• WORK REQUIRED
The records below hold pictures; please leave those out and retype the rest exactly.

• MATERIAL PROVIDED

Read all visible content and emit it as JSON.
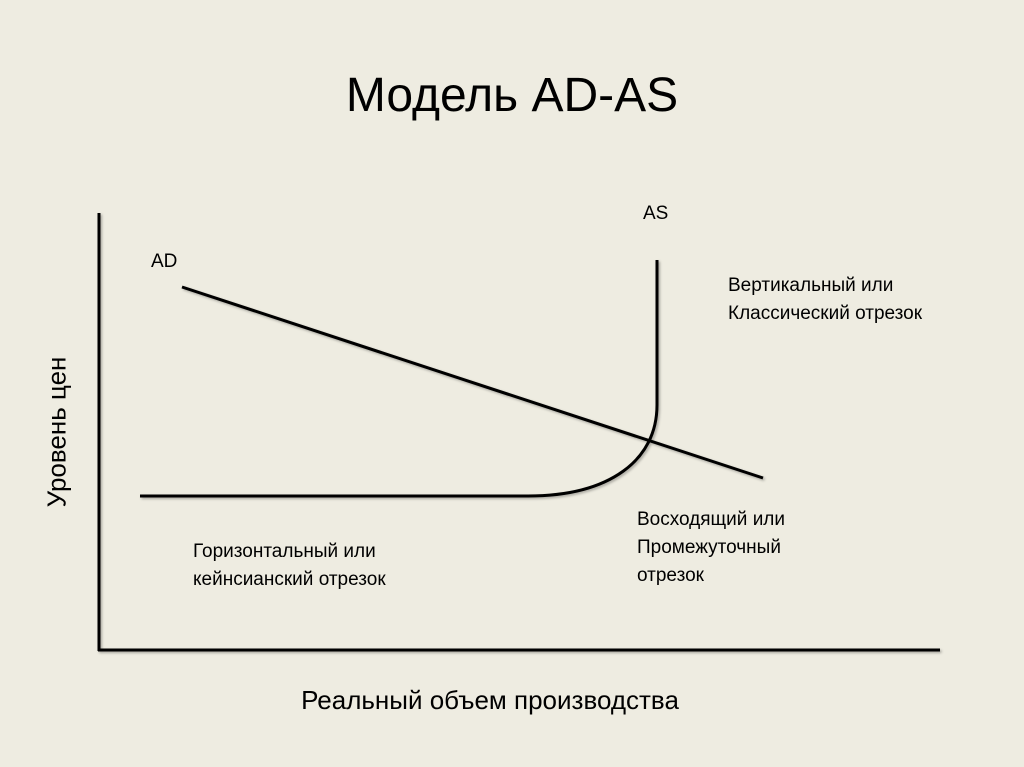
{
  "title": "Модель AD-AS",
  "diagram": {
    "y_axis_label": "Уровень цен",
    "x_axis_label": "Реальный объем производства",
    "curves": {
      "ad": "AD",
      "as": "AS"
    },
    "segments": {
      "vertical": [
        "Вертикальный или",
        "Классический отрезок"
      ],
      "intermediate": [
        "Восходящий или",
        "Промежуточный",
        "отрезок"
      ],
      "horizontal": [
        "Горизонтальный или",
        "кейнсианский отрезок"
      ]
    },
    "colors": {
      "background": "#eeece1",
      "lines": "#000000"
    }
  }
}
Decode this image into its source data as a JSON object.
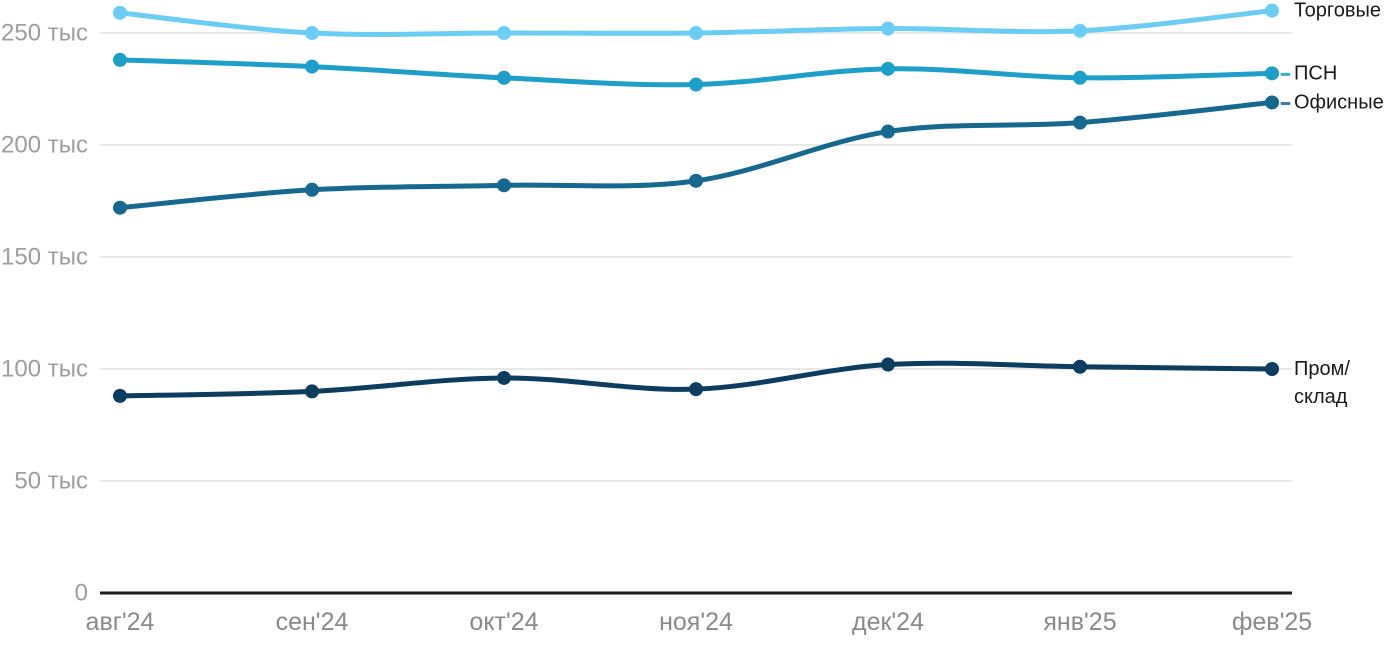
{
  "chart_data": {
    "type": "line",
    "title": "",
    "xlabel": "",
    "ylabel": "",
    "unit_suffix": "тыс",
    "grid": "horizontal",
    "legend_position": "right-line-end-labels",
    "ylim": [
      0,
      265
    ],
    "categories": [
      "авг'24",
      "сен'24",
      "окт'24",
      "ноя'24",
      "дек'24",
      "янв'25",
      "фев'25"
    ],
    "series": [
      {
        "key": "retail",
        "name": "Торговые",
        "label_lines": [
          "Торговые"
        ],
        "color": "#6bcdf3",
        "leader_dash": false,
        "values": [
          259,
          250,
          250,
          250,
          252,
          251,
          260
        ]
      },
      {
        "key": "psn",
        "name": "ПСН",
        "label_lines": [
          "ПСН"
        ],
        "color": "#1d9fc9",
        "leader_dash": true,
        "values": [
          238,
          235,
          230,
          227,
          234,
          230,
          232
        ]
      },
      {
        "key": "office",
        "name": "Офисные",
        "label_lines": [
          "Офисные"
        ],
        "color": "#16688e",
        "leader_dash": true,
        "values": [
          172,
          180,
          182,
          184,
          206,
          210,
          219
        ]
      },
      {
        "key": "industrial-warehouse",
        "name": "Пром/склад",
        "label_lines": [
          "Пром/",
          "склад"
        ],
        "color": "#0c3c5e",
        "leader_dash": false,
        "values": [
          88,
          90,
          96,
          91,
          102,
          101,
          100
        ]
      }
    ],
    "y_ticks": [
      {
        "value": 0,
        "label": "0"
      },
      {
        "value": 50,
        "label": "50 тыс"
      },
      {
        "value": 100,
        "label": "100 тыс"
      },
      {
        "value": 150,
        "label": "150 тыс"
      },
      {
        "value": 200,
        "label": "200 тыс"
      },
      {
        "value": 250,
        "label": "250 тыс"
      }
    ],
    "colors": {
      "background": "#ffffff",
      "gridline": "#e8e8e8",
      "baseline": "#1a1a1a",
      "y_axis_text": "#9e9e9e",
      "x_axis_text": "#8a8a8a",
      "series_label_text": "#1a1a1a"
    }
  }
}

• FULL RESPONSE
Read all visible content and emit it as JSON.
{
  "title": "Модель AD-AS",
  "diagram": {
    "y_axis_label": "Уровень цен",
    "x_axis_label": "Реальный объем производства",
    "curves": {
      "ad": "AD",
      "as": "AS"
    },
    "segments": {
      "vertical": [
        "Вертикальный или",
        "Классический отрезок"
      ],
      "intermediate": [
        "Восходящий или",
        "Промежуточный",
        "отрезок"
      ],
      "horizontal": [
        "Горизонтальный или",
        "кейнсианский отрезок"
      ]
    },
    "colors": {
      "background": "#eeece1",
      "lines": "#000000"
    }
  }
}
Decode this image into its source data as a JSON object.
{
  "chart_data": {
    "type": "line",
    "title": "",
    "xlabel": "",
    "ylabel": "",
    "unit_suffix": "тыс",
    "grid": "horizontal",
    "legend_position": "right-line-end-labels",
    "ylim": [
      0,
      265
    ],
    "categories": [
      "авг'24",
      "сен'24",
      "окт'24",
      "ноя'24",
      "дек'24",
      "янв'25",
      "фев'25"
    ],
    "series": [
      {
        "key": "retail",
        "name": "Торговые",
        "label_lines": [
          "Торговые"
        ],
        "color": "#6bcdf3",
        "leader_dash": false,
        "values": [
          259,
          250,
          250,
          250,
          252,
          251,
          260
        ]
      },
      {
        "key": "psn",
        "name": "ПСН",
        "label_lines": [
          "ПСН"
        ],
        "color": "#1d9fc9",
        "leader_dash": true,
        "values": [
          238,
          235,
          230,
          227,
          234,
          230,
          232
        ]
      },
      {
        "key": "office",
        "name": "Офисные",
        "label_lines": [
          "Офисные"
        ],
        "color": "#16688e",
        "leader_dash": true,
        "values": [
          172,
          180,
          182,
          184,
          206,
          210,
          219
        ]
      },
      {
        "key": "industrial-warehouse",
        "name": "Пром/склад",
        "label_lines": [
          "Пром/",
          "склад"
        ],
        "color": "#0c3c5e",
        "leader_dash": false,
        "values": [
          88,
          90,
          96,
          91,
          102,
          101,
          100
        ]
      }
    ],
    "y_ticks": [
      {
        "value": 0,
        "label": "0"
      },
      {
        "value": 50,
        "label": "50 тыс"
      },
      {
        "value": 100,
        "label": "100 тыс"
      },
      {
        "value": 150,
        "label": "150 тыс"
      },
      {
        "value": 200,
        "label": "200 тыс"
      },
      {
        "value": 250,
        "label": "250 тыс"
      }
    ],
    "colors": {
      "background": "#ffffff",
      "gridline": "#e8e8e8",
      "baseline": "#1a1a1a",
      "y_axis_text": "#9e9e9e",
      "x_axis_text": "#8a8a8a",
      "series_label_text": "#1a1a1a"
    }
  }
}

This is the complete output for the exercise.